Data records

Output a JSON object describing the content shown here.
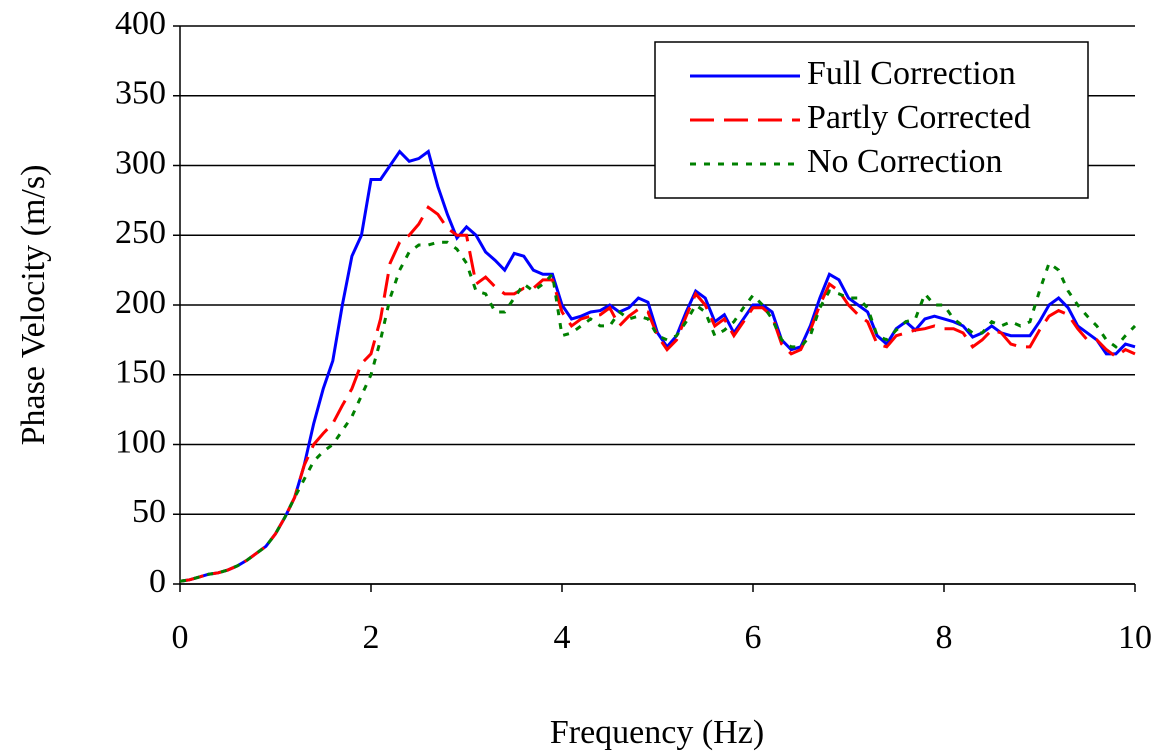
{
  "chart_data": {
    "type": "line",
    "xlabel": "Frequency (Hz)",
    "ylabel": "Phase Velocity (m/s)",
    "xlim": [
      0,
      10
    ],
    "xticks": [
      0,
      2,
      4,
      6,
      8,
      10
    ],
    "ylim": [
      0,
      400
    ],
    "yticks": [
      0,
      50,
      100,
      150,
      200,
      250,
      300,
      350,
      400
    ],
    "grid": true,
    "legend": "upper right",
    "x": [
      0,
      0.1,
      0.2,
      0.3,
      0.4,
      0.5,
      0.6,
      0.7,
      0.8,
      0.9,
      1,
      1.1,
      1.2,
      1.3,
      1.4,
      1.5,
      1.6,
      1.7,
      1.8,
      1.9,
      2,
      2.1,
      2.2,
      2.3,
      2.4,
      2.5,
      2.6,
      2.7,
      2.8,
      2.9,
      3,
      3.1,
      3.2,
      3.3,
      3.4,
      3.5,
      3.6,
      3.7,
      3.8,
      3.9,
      4,
      4.1,
      4.2,
      4.3,
      4.4,
      4.5,
      4.6,
      4.7,
      4.8,
      4.9,
      5,
      5.1,
      5.2,
      5.3,
      5.4,
      5.5,
      5.6,
      5.7,
      5.8,
      5.9,
      6,
      6.1,
      6.2,
      6.3,
      6.4,
      6.5,
      6.6,
      6.7,
      6.8,
      6.9,
      7,
      7.1,
      7.2,
      7.3,
      7.4,
      7.5,
      7.6,
      7.7,
      7.8,
      7.9,
      8,
      8.1,
      8.2,
      8.3,
      8.4,
      8.5,
      8.6,
      8.7,
      8.8,
      8.9,
      9,
      9.1,
      9.2,
      9.3,
      9.4,
      9.5,
      9.6,
      9.7,
      9.8,
      9.9,
      10
    ],
    "series": [
      {
        "name": "Full Correction",
        "color": "#0000ff",
        "style": "solid",
        "values": [
          2,
          3,
          5,
          7,
          8,
          10,
          13,
          17,
          22,
          27,
          36,
          48,
          62,
          85,
          115,
          140,
          160,
          200,
          235,
          250,
          290,
          290,
          300,
          310,
          303,
          305,
          310,
          285,
          265,
          248,
          256,
          250,
          238,
          232,
          225,
          237,
          235,
          225,
          222,
          222,
          200,
          190,
          192,
          195,
          196,
          200,
          195,
          198,
          205,
          202,
          180,
          170,
          178,
          195,
          210,
          205,
          188,
          193,
          180,
          190,
          200,
          200,
          195,
          175,
          168,
          170,
          185,
          205,
          222,
          218,
          205,
          200,
          195,
          178,
          172,
          183,
          188,
          182,
          190,
          192,
          190,
          188,
          185,
          177,
          180,
          185,
          180,
          178,
          178,
          178,
          188,
          200,
          205,
          198,
          185,
          180,
          175,
          165,
          165,
          172,
          170
        ]
      },
      {
        "name": "Partly Corrected",
        "color": "#ff0000",
        "style": "dashed",
        "values": [
          2,
          3,
          5,
          7,
          8,
          10,
          13,
          17,
          22,
          27,
          36,
          48,
          62,
          85,
          100,
          108,
          115,
          128,
          140,
          158,
          165,
          190,
          230,
          245,
          250,
          258,
          270,
          265,
          255,
          250,
          250,
          215,
          220,
          213,
          208,
          208,
          212,
          212,
          218,
          218,
          195,
          185,
          190,
          192,
          193,
          198,
          185,
          192,
          197,
          195,
          178,
          168,
          175,
          192,
          208,
          200,
          185,
          190,
          178,
          188,
          198,
          198,
          192,
          172,
          165,
          168,
          182,
          200,
          215,
          210,
          200,
          193,
          188,
          172,
          170,
          178,
          180,
          182,
          183,
          185,
          183,
          183,
          180,
          170,
          175,
          182,
          180,
          172,
          170,
          170,
          182,
          192,
          196,
          193,
          183,
          175,
          175,
          168,
          163,
          168,
          165
        ]
      },
      {
        "name": "No Correction",
        "color": "#008000",
        "style": "dotted",
        "values": [
          2,
          3,
          5,
          7,
          8,
          10,
          13,
          17,
          22,
          27,
          36,
          48,
          62,
          75,
          88,
          95,
          100,
          110,
          120,
          135,
          150,
          175,
          205,
          225,
          238,
          243,
          243,
          245,
          245,
          240,
          230,
          210,
          208,
          195,
          195,
          205,
          215,
          210,
          215,
          222,
          178,
          180,
          185,
          190,
          185,
          185,
          195,
          190,
          192,
          190,
          178,
          175,
          178,
          188,
          200,
          195,
          178,
          182,
          188,
          198,
          207,
          200,
          190,
          175,
          170,
          170,
          178,
          198,
          210,
          208,
          205,
          205,
          198,
          178,
          175,
          182,
          188,
          190,
          208,
          200,
          200,
          190,
          185,
          180,
          180,
          188,
          185,
          188,
          185,
          188,
          210,
          230,
          225,
          210,
          200,
          192,
          185,
          175,
          170,
          178,
          185
        ]
      }
    ]
  }
}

Short task:
A single figure is required: the number of lines above in which the word "name" occurs.

Final answer:
3